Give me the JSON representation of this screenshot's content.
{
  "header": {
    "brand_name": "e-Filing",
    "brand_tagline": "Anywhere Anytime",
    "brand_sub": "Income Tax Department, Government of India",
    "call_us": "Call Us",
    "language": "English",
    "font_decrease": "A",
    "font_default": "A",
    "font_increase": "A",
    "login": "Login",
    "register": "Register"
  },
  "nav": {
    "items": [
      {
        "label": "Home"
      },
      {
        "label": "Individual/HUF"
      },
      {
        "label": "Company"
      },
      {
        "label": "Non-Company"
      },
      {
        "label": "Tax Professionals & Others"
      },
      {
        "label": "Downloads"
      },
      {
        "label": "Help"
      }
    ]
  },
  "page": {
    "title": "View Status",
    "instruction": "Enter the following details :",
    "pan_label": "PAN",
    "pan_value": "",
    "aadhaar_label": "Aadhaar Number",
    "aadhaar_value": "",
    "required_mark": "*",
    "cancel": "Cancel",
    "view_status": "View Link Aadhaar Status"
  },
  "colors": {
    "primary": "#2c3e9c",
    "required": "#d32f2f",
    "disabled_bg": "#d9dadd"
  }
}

WHAT THE TASK REQUIRES: Each entry is to be returned in full, character for character.

RESULT:
Give me the JSON representation of this screenshot's content.
{
  "header": {
    "brand_name": "e-Filing",
    "brand_tagline": "Anywhere Anytime",
    "brand_sub": "Income Tax Department, Government of India",
    "call_us": "Call Us",
    "language": "English",
    "font_decrease": "A",
    "font_default": "A",
    "font_increase": "A",
    "login": "Login",
    "register": "Register"
  },
  "nav": {
    "items": [
      {
        "label": "Home"
      },
      {
        "label": "Individual/HUF"
      },
      {
        "label": "Company"
      },
      {
        "label": "Non-Company"
      },
      {
        "label": "Tax Professionals & Others"
      },
      {
        "label": "Downloads"
      },
      {
        "label": "Help"
      }
    ]
  },
  "page": {
    "title": "View Status",
    "instruction": "Enter the following details :",
    "pan_label": "PAN",
    "pan_value": "",
    "aadhaar_label": "Aadhaar Number",
    "aadhaar_value": "",
    "required_mark": "*",
    "cancel": "Cancel",
    "view_status": "View Link Aadhaar Status"
  },
  "colors": {
    "primary": "#2c3e9c",
    "required": "#d32f2f",
    "disabled_bg": "#d9dadd"
  }
}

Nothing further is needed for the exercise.